Set down all of the entries word for word, omitting the images they contain.
•••••
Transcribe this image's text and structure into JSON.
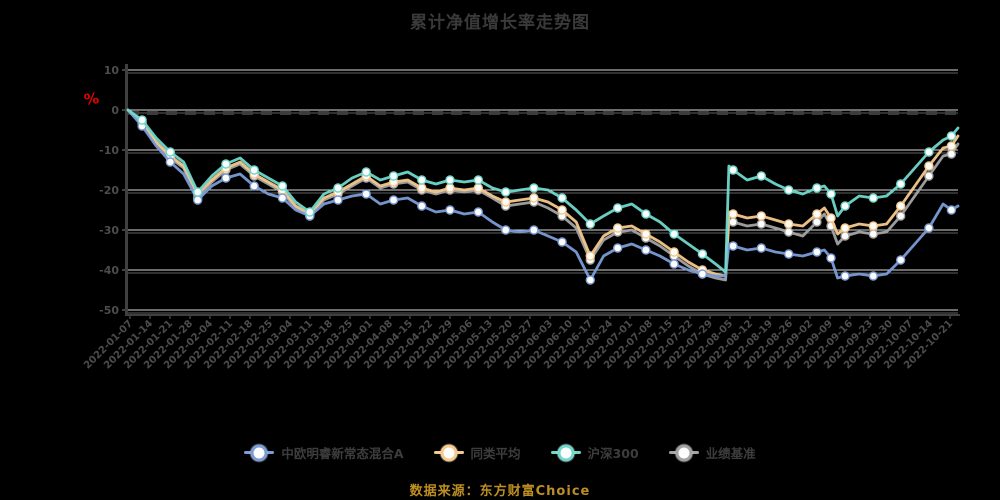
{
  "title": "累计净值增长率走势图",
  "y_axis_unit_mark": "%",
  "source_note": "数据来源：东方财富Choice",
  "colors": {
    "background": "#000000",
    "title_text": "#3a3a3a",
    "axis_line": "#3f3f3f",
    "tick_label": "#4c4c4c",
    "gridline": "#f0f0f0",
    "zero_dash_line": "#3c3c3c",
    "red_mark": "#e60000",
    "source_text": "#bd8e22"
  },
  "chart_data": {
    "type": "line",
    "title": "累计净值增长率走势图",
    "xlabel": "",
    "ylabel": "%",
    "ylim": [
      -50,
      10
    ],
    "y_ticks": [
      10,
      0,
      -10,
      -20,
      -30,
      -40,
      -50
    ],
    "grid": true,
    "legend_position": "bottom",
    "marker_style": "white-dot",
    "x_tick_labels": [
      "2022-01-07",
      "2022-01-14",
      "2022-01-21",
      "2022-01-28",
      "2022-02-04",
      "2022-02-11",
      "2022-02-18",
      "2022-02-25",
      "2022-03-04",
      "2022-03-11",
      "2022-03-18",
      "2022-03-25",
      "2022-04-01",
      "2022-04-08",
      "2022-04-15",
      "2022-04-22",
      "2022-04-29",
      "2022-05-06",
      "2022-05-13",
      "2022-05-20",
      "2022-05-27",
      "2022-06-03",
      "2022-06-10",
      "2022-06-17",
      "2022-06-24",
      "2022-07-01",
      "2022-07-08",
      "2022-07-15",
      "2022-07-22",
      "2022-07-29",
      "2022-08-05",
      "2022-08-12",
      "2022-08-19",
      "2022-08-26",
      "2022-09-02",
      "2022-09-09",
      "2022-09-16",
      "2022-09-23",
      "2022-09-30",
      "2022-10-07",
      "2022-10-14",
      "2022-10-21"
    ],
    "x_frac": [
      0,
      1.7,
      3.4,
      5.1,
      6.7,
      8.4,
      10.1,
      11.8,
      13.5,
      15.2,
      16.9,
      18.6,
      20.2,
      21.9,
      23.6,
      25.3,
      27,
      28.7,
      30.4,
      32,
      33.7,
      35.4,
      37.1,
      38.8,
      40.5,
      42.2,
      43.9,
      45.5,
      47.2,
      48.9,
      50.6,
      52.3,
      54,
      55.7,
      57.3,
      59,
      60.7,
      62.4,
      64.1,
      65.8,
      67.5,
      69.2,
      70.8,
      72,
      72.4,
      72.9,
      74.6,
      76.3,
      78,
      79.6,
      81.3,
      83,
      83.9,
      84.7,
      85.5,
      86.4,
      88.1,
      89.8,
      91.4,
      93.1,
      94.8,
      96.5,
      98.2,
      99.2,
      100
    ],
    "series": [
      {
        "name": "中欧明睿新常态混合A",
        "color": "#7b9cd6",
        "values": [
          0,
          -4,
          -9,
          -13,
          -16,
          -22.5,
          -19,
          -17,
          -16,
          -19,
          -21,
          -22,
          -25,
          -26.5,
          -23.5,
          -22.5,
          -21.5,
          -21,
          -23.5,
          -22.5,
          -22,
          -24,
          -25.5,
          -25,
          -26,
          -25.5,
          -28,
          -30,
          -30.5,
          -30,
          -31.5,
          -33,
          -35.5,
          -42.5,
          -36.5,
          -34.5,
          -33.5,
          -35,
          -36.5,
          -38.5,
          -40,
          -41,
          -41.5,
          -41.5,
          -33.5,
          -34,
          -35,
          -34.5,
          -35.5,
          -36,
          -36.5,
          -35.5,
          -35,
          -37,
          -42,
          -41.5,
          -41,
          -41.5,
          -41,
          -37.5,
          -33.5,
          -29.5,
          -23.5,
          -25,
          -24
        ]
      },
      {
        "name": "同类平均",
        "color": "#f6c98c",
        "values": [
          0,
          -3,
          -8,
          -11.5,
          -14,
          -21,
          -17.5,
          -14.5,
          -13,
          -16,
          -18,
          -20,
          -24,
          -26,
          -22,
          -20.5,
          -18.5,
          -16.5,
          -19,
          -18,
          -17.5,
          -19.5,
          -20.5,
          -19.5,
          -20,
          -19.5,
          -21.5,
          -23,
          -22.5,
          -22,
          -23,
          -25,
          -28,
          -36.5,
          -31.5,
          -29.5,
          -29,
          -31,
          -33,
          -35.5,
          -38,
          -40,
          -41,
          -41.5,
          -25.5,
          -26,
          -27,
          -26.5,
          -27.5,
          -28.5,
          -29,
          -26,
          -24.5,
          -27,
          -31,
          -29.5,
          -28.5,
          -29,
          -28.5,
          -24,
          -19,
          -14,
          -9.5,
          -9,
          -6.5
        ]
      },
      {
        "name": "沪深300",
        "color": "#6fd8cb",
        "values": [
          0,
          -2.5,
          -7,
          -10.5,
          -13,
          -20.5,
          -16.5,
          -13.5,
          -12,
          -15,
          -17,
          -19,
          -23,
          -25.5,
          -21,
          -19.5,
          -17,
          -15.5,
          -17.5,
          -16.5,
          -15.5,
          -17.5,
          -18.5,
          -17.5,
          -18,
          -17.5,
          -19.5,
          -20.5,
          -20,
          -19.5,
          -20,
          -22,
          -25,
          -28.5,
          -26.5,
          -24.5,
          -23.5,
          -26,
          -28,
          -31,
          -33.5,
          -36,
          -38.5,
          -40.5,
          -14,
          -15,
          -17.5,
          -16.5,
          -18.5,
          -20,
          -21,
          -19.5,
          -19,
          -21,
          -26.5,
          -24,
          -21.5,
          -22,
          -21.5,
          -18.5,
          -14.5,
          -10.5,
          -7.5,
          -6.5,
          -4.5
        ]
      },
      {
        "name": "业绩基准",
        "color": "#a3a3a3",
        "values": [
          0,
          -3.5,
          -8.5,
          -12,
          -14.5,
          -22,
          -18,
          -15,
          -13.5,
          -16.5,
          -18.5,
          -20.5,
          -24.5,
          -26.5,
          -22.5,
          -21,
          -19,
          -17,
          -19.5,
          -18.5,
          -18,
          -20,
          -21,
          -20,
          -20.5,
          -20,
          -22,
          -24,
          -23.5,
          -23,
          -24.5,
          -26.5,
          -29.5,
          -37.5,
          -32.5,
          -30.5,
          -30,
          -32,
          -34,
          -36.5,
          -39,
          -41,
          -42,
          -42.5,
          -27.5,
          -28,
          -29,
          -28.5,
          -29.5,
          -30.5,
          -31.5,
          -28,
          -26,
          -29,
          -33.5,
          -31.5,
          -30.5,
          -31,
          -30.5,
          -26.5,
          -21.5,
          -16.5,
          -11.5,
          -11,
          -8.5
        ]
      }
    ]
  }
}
•••••
## Solution to this problem
Transcribe this image's text and structure into JSON.
{
  "title": "累计净值增长率走势图",
  "y_axis_unit_mark": "%",
  "source_note": "数据来源：东方财富Choice",
  "colors": {
    "background": "#000000",
    "title_text": "#3a3a3a",
    "axis_line": "#3f3f3f",
    "tick_label": "#4c4c4c",
    "gridline": "#f0f0f0",
    "zero_dash_line": "#3c3c3c",
    "red_mark": "#e60000",
    "source_text": "#bd8e22"
  },
  "chart_data": {
    "type": "line",
    "title": "累计净值增长率走势图",
    "xlabel": "",
    "ylabel": "%",
    "ylim": [
      -50,
      10
    ],
    "y_ticks": [
      10,
      0,
      -10,
      -20,
      -30,
      -40,
      -50
    ],
    "grid": true,
    "legend_position": "bottom",
    "marker_style": "white-dot",
    "x_tick_labels": [
      "2022-01-07",
      "2022-01-14",
      "2022-01-21",
      "2022-01-28",
      "2022-02-04",
      "2022-02-11",
      "2022-02-18",
      "2022-02-25",
      "2022-03-04",
      "2022-03-11",
      "2022-03-18",
      "2022-03-25",
      "2022-04-01",
      "2022-04-08",
      "2022-04-15",
      "2022-04-22",
      "2022-04-29",
      "2022-05-06",
      "2022-05-13",
      "2022-05-20",
      "2022-05-27",
      "2022-06-03",
      "2022-06-10",
      "2022-06-17",
      "2022-06-24",
      "2022-07-01",
      "2022-07-08",
      "2022-07-15",
      "2022-07-22",
      "2022-07-29",
      "2022-08-05",
      "2022-08-12",
      "2022-08-19",
      "2022-08-26",
      "2022-09-02",
      "2022-09-09",
      "2022-09-16",
      "2022-09-23",
      "2022-09-30",
      "2022-10-07",
      "2022-10-14",
      "2022-10-21"
    ],
    "x_frac": [
      0,
      1.7,
      3.4,
      5.1,
      6.7,
      8.4,
      10.1,
      11.8,
      13.5,
      15.2,
      16.9,
      18.6,
      20.2,
      21.9,
      23.6,
      25.3,
      27,
      28.7,
      30.4,
      32,
      33.7,
      35.4,
      37.1,
      38.8,
      40.5,
      42.2,
      43.9,
      45.5,
      47.2,
      48.9,
      50.6,
      52.3,
      54,
      55.7,
      57.3,
      59,
      60.7,
      62.4,
      64.1,
      65.8,
      67.5,
      69.2,
      70.8,
      72,
      72.4,
      72.9,
      74.6,
      76.3,
      78,
      79.6,
      81.3,
      83,
      83.9,
      84.7,
      85.5,
      86.4,
      88.1,
      89.8,
      91.4,
      93.1,
      94.8,
      96.5,
      98.2,
      99.2,
      100
    ],
    "series": [
      {
        "name": "中欧明睿新常态混合A",
        "color": "#7b9cd6",
        "values": [
          0,
          -4,
          -9,
          -13,
          -16,
          -22.5,
          -19,
          -17,
          -16,
          -19,
          -21,
          -22,
          -25,
          -26.5,
          -23.5,
          -22.5,
          -21.5,
          -21,
          -23.5,
          -22.5,
          -22,
          -24,
          -25.5,
          -25,
          -26,
          -25.5,
          -28,
          -30,
          -30.5,
          -30,
          -31.5,
          -33,
          -35.5,
          -42.5,
          -36.5,
          -34.5,
          -33.5,
          -35,
          -36.5,
          -38.5,
          -40,
          -41,
          -41.5,
          -41.5,
          -33.5,
          -34,
          -35,
          -34.5,
          -35.5,
          -36,
          -36.5,
          -35.5,
          -35,
          -37,
          -42,
          -41.5,
          -41,
          -41.5,
          -41,
          -37.5,
          -33.5,
          -29.5,
          -23.5,
          -25,
          -24
        ]
      },
      {
        "name": "同类平均",
        "color": "#f6c98c",
        "values": [
          0,
          -3,
          -8,
          -11.5,
          -14,
          -21,
          -17.5,
          -14.5,
          -13,
          -16,
          -18,
          -20,
          -24,
          -26,
          -22,
          -20.5,
          -18.5,
          -16.5,
          -19,
          -18,
          -17.5,
          -19.5,
          -20.5,
          -19.5,
          -20,
          -19.5,
          -21.5,
          -23,
          -22.5,
          -22,
          -23,
          -25,
          -28,
          -36.5,
          -31.5,
          -29.5,
          -29,
          -31,
          -33,
          -35.5,
          -38,
          -40,
          -41,
          -41.5,
          -25.5,
          -26,
          -27,
          -26.5,
          -27.5,
          -28.5,
          -29,
          -26,
          -24.5,
          -27,
          -31,
          -29.5,
          -28.5,
          -29,
          -28.5,
          -24,
          -19,
          -14,
          -9.5,
          -9,
          -6.5
        ]
      },
      {
        "name": "沪深300",
        "color": "#6fd8cb",
        "values": [
          0,
          -2.5,
          -7,
          -10.5,
          -13,
          -20.5,
          -16.5,
          -13.5,
          -12,
          -15,
          -17,
          -19,
          -23,
          -25.5,
          -21,
          -19.5,
          -17,
          -15.5,
          -17.5,
          -16.5,
          -15.5,
          -17.5,
          -18.5,
          -17.5,
          -18,
          -17.5,
          -19.5,
          -20.5,
          -20,
          -19.5,
          -20,
          -22,
          -25,
          -28.5,
          -26.5,
          -24.5,
          -23.5,
          -26,
          -28,
          -31,
          -33.5,
          -36,
          -38.5,
          -40.5,
          -14,
          -15,
          -17.5,
          -16.5,
          -18.5,
          -20,
          -21,
          -19.5,
          -19,
          -21,
          -26.5,
          -24,
          -21.5,
          -22,
          -21.5,
          -18.5,
          -14.5,
          -10.5,
          -7.5,
          -6.5,
          -4.5
        ]
      },
      {
        "name": "业绩基准",
        "color": "#a3a3a3",
        "values": [
          0,
          -3.5,
          -8.5,
          -12,
          -14.5,
          -22,
          -18,
          -15,
          -13.5,
          -16.5,
          -18.5,
          -20.5,
          -24.5,
          -26.5,
          -22.5,
          -21,
          -19,
          -17,
          -19.5,
          -18.5,
          -18,
          -20,
          -21,
          -20,
          -20.5,
          -20,
          -22,
          -24,
          -23.5,
          -23,
          -24.5,
          -26.5,
          -29.5,
          -37.5,
          -32.5,
          -30.5,
          -30,
          -32,
          -34,
          -36.5,
          -39,
          -41,
          -42,
          -42.5,
          -27.5,
          -28,
          -29,
          -28.5,
          -29.5,
          -30.5,
          -31.5,
          -28,
          -26,
          -29,
          -33.5,
          -31.5,
          -30.5,
          -31,
          -30.5,
          -26.5,
          -21.5,
          -16.5,
          -11.5,
          -11,
          -8.5
        ]
      }
    ]
  }
}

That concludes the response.